AVAILABLE RECORDS>
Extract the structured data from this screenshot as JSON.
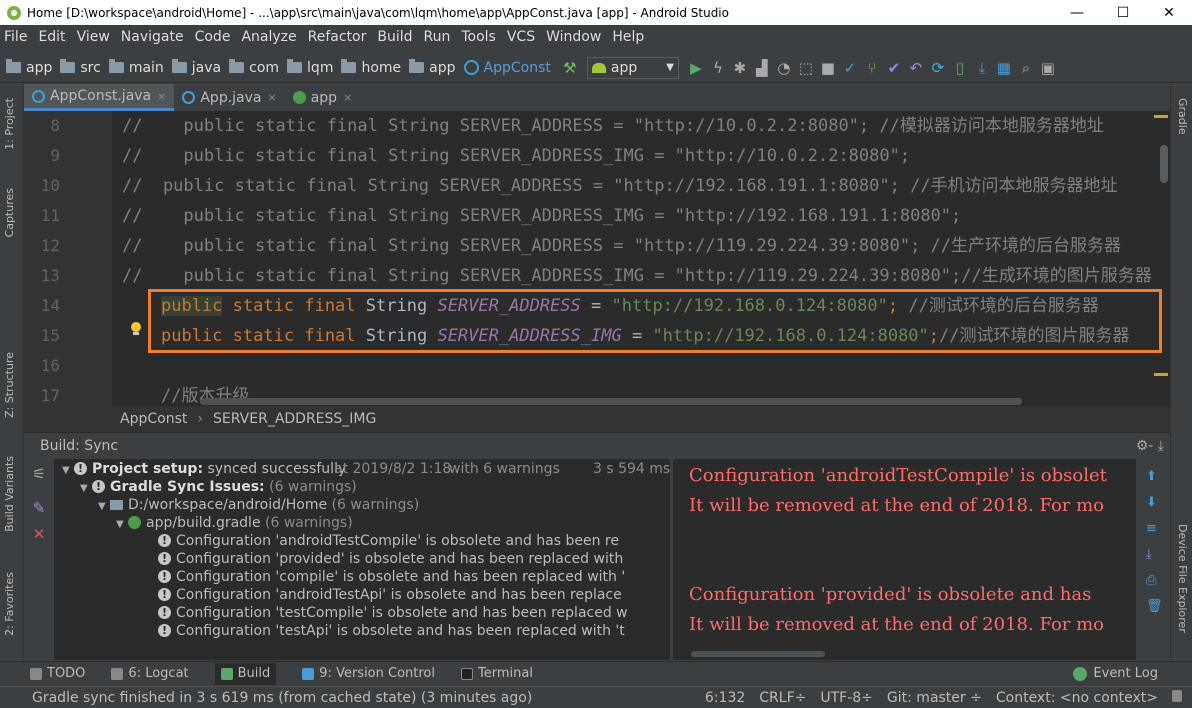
{
  "window": {
    "title": "Home [D:\\workspace\\android\\Home] - ...\\app\\src\\main\\java\\com\\lqm\\home\\app\\AppConst.java [app] - Android Studio",
    "minimize": "—",
    "maximize": "☐",
    "close": "✕"
  },
  "menu": [
    "File",
    "Edit",
    "View",
    "Navigate",
    "Code",
    "Analyze",
    "Refactor",
    "Build",
    "Run",
    "Tools",
    "VCS",
    "Window",
    "Help"
  ],
  "breadcrumbs": [
    "app",
    "src",
    "main",
    "java",
    "com",
    "lqm",
    "home",
    "app",
    "AppConst"
  ],
  "run_config": "app",
  "tabs": [
    {
      "label": "AppConst.java",
      "close": "×"
    },
    {
      "label": "App.java",
      "close": "×"
    },
    {
      "label": "app",
      "close": "×"
    }
  ],
  "left_tools": [
    "1: Project",
    "Captures",
    "Z: Structure",
    "Build Variants",
    "2: Favorites"
  ],
  "right_tools": [
    "Gradle",
    "Device File Explorer"
  ],
  "code": {
    "line_numbers": [
      "8",
      "9",
      "10",
      "11",
      "12",
      "13",
      "14",
      "15",
      "16",
      "17"
    ],
    "l8": {
      "comment": "//    public static final String SERVER_ADDRESS = \"http://10.0.2.2:8080\"; //模拟器访问本地服务器地址"
    },
    "l9": {
      "comment": "//    public static final String SERVER_ADDRESS_IMG = \"http://10.0.2.2:8080\";"
    },
    "l10": {
      "comment": "//  public static final String SERVER_ADDRESS = \"http://192.168.191.1:8080\"; //手机访问本地服务器地址"
    },
    "l11": {
      "comment": "//    public static final String SERVER_ADDRESS_IMG = \"http://192.168.191.1:8080\";"
    },
    "l12": {
      "comment": "//    public static final String SERVER_ADDRESS = \"http://119.29.224.39:8080\"; //生产环境的后台服务器"
    },
    "l13": {
      "comment": "//    public static final String SERVER_ADDRESS_IMG = \"http://119.29.224.39:8080\";//生成环境的图片服务器"
    },
    "l14": {
      "kw1": "public",
      "kw2": "static",
      "kw3": "final",
      "type": "String",
      "field": "SERVER_ADDRESS",
      "eq": "=",
      "value": "\"http://192.168.0.124:8080\"",
      "tail": ";",
      "comment": "//测试环境的后台服务器"
    },
    "l15": {
      "kw1": "public",
      "kw2": "static",
      "kw3": "final",
      "type": "String",
      "field": "SERVER_ADDRESS_IMG",
      "eq": "=",
      "value": "\"http://192.168.0.124:8080\"",
      "tail": ";",
      "comment": "//测试环境的图片服务器"
    },
    "l16": {
      "comment": ""
    },
    "l17": {
      "comment": "//版本升级"
    }
  },
  "code_breadcrumb": [
    "AppConst",
    "SERVER_ADDRESS_IMG"
  ],
  "build": {
    "header": "Build: Sync",
    "header_icons": "⚙- ⤓",
    "tree": {
      "setup": {
        "label": "Project setup:",
        "status": "synced successfully",
        "time": "at 2019/8/2 1:18",
        "warnings": "with 6 warnings",
        "duration": "3 s 594 ms"
      },
      "sync_issues": {
        "label": "Gradle Sync Issues:",
        "count": "(6 warnings)"
      },
      "folder": {
        "label": "D:/workspace/android/Home",
        "count": "(6 warnings)"
      },
      "gradle_file": {
        "label": "app/build.gradle",
        "count": "(6 warnings)"
      },
      "items": [
        "Configuration 'androidTestCompile' is obsolete and has been re",
        "Configuration 'provided' is obsolete and has been replaced with",
        "Configuration 'compile' is obsolete and has been replaced with '",
        "Configuration 'androidTestApi' is obsolete and has been replace",
        "Configuration 'testCompile' is obsolete and has been replaced w",
        "Configuration 'testApi' is obsolete and has been replaced with 't"
      ]
    },
    "console": [
      "Configuration 'androidTestCompile' is obsolet",
      "It will be removed at the end of 2018. For mo",
      "",
      "",
      "Configuration 'provided' is obsolete and has",
      "It will be removed at the end of 2018. For mo"
    ]
  },
  "bottom_tabs": [
    {
      "label": "TODO"
    },
    {
      "label": "6: Logcat"
    },
    {
      "label": "Build"
    },
    {
      "label": "9: Version Control"
    },
    {
      "label": "Terminal"
    }
  ],
  "event_log": "Event Log",
  "status": {
    "message": "Gradle sync finished in 3 s 619 ms (from cached state) (3 minutes ago)",
    "position": "6:132",
    "line_sep": "CRLF÷",
    "encoding": "UTF-8÷",
    "git": "Git: master ÷",
    "context": "Context: <no context>"
  }
}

DIRECTIONS FOR THIS TASK>
Your copy of the data above should match it exactly, except that pictures are left out.

EXPECTED ANSWER>
Extract the structured data from this screenshot as JSON.
{
  "window": {
    "title": "Home [D:\\workspace\\android\\Home] - ...\\app\\src\\main\\java\\com\\lqm\\home\\app\\AppConst.java [app] - Android Studio",
    "minimize": "—",
    "maximize": "☐",
    "close": "✕"
  },
  "menu": [
    "File",
    "Edit",
    "View",
    "Navigate",
    "Code",
    "Analyze",
    "Refactor",
    "Build",
    "Run",
    "Tools",
    "VCS",
    "Window",
    "Help"
  ],
  "breadcrumbs": [
    "app",
    "src",
    "main",
    "java",
    "com",
    "lqm",
    "home",
    "app",
    "AppConst"
  ],
  "run_config": "app",
  "tabs": [
    {
      "label": "AppConst.java",
      "close": "×"
    },
    {
      "label": "App.java",
      "close": "×"
    },
    {
      "label": "app",
      "close": "×"
    }
  ],
  "left_tools": [
    "1: Project",
    "Captures",
    "Z: Structure",
    "Build Variants",
    "2: Favorites"
  ],
  "right_tools": [
    "Gradle",
    "Device File Explorer"
  ],
  "code": {
    "line_numbers": [
      "8",
      "9",
      "10",
      "11",
      "12",
      "13",
      "14",
      "15",
      "16",
      "17"
    ],
    "l8": {
      "comment": "//    public static final String SERVER_ADDRESS = \"http://10.0.2.2:8080\"; //模拟器访问本地服务器地址"
    },
    "l9": {
      "comment": "//    public static final String SERVER_ADDRESS_IMG = \"http://10.0.2.2:8080\";"
    },
    "l10": {
      "comment": "//  public static final String SERVER_ADDRESS = \"http://192.168.191.1:8080\"; //手机访问本地服务器地址"
    },
    "l11": {
      "comment": "//    public static final String SERVER_ADDRESS_IMG = \"http://192.168.191.1:8080\";"
    },
    "l12": {
      "comment": "//    public static final String SERVER_ADDRESS = \"http://119.29.224.39:8080\"; //生产环境的后台服务器"
    },
    "l13": {
      "comment": "//    public static final String SERVER_ADDRESS_IMG = \"http://119.29.224.39:8080\";//生成环境的图片服务器"
    },
    "l14": {
      "kw1": "public",
      "kw2": "static",
      "kw3": "final",
      "type": "String",
      "field": "SERVER_ADDRESS",
      "eq": "=",
      "value": "\"http://192.168.0.124:8080\"",
      "tail": ";",
      "comment": "//测试环境的后台服务器"
    },
    "l15": {
      "kw1": "public",
      "kw2": "static",
      "kw3": "final",
      "type": "String",
      "field": "SERVER_ADDRESS_IMG",
      "eq": "=",
      "value": "\"http://192.168.0.124:8080\"",
      "tail": ";",
      "comment": "//测试环境的图片服务器"
    },
    "l16": {
      "comment": ""
    },
    "l17": {
      "comment": "//版本升级"
    }
  },
  "code_breadcrumb": [
    "AppConst",
    "SERVER_ADDRESS_IMG"
  ],
  "build": {
    "header": "Build: Sync",
    "header_icons": "⚙- ⤓",
    "tree": {
      "setup": {
        "label": "Project setup:",
        "status": "synced successfully",
        "time": "at 2019/8/2 1:18",
        "warnings": "with 6 warnings",
        "duration": "3 s 594 ms"
      },
      "sync_issues": {
        "label": "Gradle Sync Issues:",
        "count": "(6 warnings)"
      },
      "folder": {
        "label": "D:/workspace/android/Home",
        "count": "(6 warnings)"
      },
      "gradle_file": {
        "label": "app/build.gradle",
        "count": "(6 warnings)"
      },
      "items": [
        "Configuration 'androidTestCompile' is obsolete and has been re",
        "Configuration 'provided' is obsolete and has been replaced with",
        "Configuration 'compile' is obsolete and has been replaced with '",
        "Configuration 'androidTestApi' is obsolete and has been replace",
        "Configuration 'testCompile' is obsolete and has been replaced w",
        "Configuration 'testApi' is obsolete and has been replaced with 't"
      ]
    },
    "console": [
      "Configuration 'androidTestCompile' is obsolet",
      "It will be removed at the end of 2018. For mo",
      "",
      "",
      "Configuration 'provided' is obsolete and has",
      "It will be removed at the end of 2018. For mo"
    ]
  },
  "bottom_tabs": [
    {
      "label": "TODO"
    },
    {
      "label": "6: Logcat"
    },
    {
      "label": "Build"
    },
    {
      "label": "9: Version Control"
    },
    {
      "label": "Terminal"
    }
  ],
  "event_log": "Event Log",
  "status": {
    "message": "Gradle sync finished in 3 s 619 ms (from cached state) (3 minutes ago)",
    "position": "6:132",
    "line_sep": "CRLF÷",
    "encoding": "UTF-8÷",
    "git": "Git: master ÷",
    "context": "Context: <no context>"
  }
}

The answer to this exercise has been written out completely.